● 데이터 기록
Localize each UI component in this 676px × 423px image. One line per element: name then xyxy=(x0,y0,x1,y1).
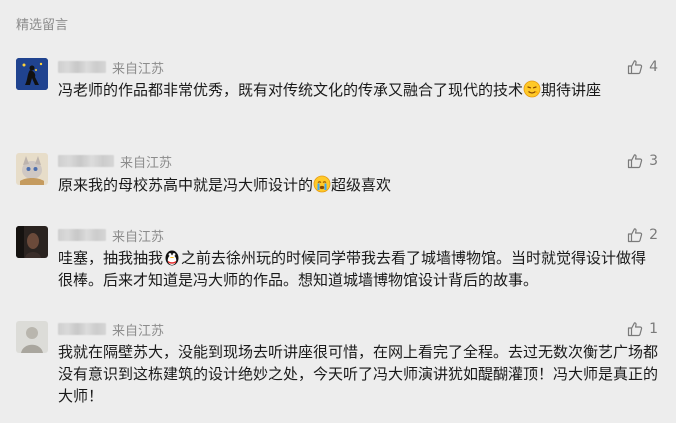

==

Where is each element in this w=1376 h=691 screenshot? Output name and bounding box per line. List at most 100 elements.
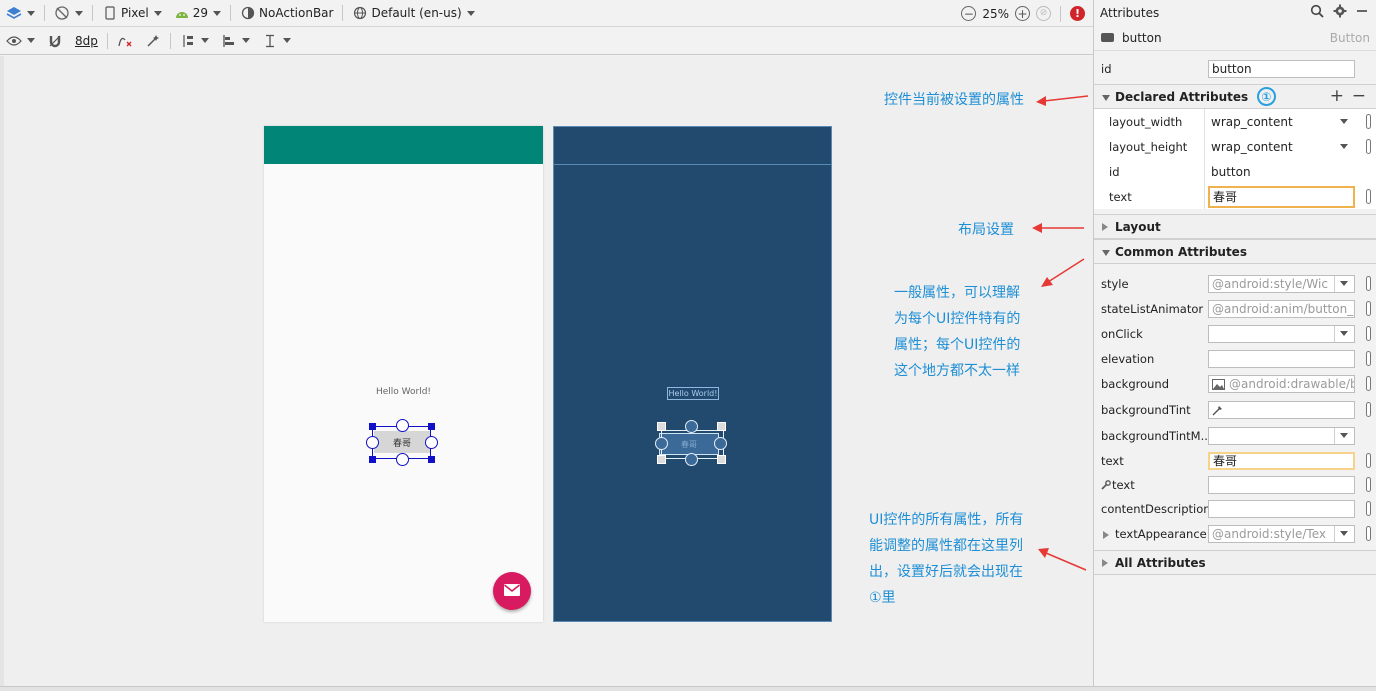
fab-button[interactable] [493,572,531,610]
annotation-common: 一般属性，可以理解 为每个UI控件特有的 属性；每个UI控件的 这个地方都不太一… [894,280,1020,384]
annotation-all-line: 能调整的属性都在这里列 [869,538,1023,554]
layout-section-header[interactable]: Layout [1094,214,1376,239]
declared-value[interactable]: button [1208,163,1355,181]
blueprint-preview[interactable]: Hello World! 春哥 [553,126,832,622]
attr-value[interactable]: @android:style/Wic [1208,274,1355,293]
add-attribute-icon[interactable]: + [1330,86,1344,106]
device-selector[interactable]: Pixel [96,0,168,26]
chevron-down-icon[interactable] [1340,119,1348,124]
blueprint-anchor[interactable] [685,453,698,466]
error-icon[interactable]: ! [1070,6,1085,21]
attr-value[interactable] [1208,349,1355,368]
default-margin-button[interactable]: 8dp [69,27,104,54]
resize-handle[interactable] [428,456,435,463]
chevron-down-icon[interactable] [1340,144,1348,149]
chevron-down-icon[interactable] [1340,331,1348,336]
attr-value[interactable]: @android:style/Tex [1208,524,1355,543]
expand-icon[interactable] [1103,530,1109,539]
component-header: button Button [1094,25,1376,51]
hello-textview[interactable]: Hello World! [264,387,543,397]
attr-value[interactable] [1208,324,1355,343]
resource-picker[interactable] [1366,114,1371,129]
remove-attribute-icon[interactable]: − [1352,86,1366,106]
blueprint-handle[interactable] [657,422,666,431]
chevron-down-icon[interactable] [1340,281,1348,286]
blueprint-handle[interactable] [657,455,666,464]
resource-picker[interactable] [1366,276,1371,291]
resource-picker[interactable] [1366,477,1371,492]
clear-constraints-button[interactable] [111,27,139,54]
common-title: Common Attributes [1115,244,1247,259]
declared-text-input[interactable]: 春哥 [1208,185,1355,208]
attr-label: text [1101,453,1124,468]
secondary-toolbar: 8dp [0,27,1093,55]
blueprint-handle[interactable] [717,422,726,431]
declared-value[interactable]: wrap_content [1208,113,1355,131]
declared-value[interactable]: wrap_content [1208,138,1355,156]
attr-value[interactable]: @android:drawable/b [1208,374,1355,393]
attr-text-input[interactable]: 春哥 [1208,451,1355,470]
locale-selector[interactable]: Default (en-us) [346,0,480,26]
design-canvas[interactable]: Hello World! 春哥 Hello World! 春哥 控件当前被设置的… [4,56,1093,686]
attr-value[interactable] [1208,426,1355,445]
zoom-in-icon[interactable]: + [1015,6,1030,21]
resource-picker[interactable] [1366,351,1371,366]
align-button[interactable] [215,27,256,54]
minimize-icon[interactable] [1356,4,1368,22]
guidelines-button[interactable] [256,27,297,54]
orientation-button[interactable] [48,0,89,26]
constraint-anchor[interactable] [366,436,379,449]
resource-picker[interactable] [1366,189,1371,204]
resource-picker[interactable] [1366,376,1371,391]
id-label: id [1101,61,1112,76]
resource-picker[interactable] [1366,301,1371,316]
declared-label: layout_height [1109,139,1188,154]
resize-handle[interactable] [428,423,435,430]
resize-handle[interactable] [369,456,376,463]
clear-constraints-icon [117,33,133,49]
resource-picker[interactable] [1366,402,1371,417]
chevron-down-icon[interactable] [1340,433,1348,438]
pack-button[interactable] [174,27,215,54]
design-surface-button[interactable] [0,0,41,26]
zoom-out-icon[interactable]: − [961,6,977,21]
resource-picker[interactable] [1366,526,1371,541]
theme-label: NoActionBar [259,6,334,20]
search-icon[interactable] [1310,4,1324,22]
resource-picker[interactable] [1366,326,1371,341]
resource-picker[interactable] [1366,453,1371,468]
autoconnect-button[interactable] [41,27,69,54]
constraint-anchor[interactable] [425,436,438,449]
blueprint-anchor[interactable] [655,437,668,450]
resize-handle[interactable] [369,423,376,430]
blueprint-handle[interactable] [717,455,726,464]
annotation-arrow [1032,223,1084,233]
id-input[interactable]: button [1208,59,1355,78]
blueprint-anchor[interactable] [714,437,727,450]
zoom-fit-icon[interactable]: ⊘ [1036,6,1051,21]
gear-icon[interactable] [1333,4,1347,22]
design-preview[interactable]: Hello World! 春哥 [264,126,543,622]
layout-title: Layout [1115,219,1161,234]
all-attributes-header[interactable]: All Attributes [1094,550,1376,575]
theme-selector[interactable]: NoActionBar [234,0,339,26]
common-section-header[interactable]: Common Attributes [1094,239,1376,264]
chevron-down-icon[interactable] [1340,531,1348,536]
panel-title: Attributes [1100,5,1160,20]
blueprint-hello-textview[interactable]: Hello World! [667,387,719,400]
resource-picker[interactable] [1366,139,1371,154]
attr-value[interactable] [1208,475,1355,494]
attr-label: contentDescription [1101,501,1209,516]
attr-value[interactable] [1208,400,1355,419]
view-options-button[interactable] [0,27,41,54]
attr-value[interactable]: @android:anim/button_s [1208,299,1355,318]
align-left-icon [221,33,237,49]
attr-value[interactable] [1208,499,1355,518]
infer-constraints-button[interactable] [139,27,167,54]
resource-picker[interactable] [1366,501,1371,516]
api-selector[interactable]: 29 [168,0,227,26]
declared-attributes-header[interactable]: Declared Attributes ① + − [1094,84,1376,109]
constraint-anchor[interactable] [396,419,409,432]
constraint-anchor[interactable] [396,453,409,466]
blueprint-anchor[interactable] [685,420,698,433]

---

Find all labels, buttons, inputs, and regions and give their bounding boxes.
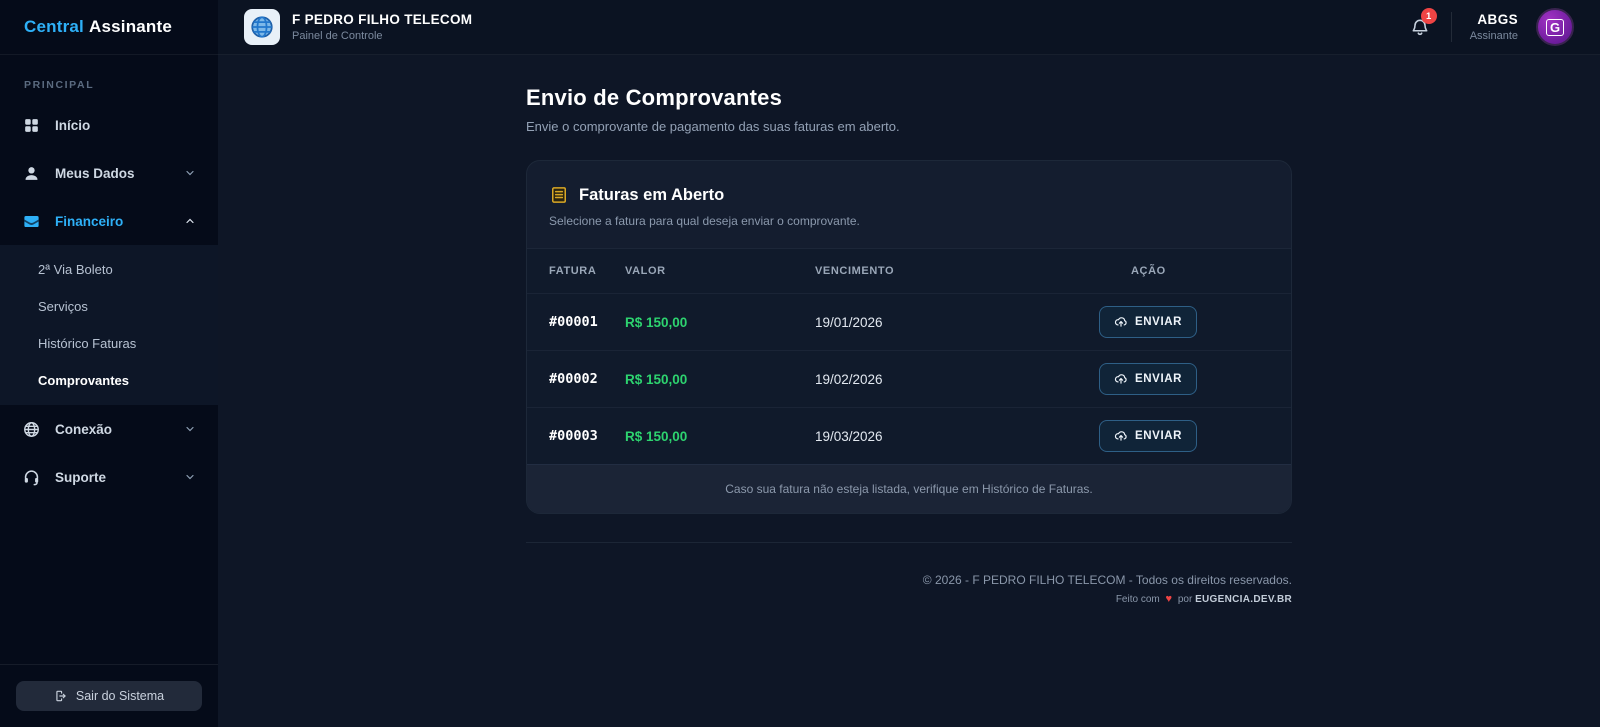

● 수행 과제
위 기록에서 "Where is each"라는 문구가 있는 줄부터 "blueprint-preview[interactable]: Hello World!"라는 문구가 있는 줄까지 양 끝 줄을 포함해 모두 그대로 옮겨 적으십시오. 그림은 답에서 제외하십시오.

● 답안
Where is each element in this w=1376 h=691 screenshot? Output name and bounding box per line. List at most 100 elements.
fab-button[interactable] [493,572,531,610]
annotation-common: 一般属性，可以理解 为每个UI控件特有的 属性；每个UI控件的 这个地方都不太一… [894,280,1020,384]
annotation-all-line: 能调整的属性都在这里列 [869,538,1023,554]
layout-section-header[interactable]: Layout [1094,214,1376,239]
declared-value[interactable]: button [1208,163,1355,181]
blueprint-preview[interactable]: Hello World! 春哥 [553,126,832,622]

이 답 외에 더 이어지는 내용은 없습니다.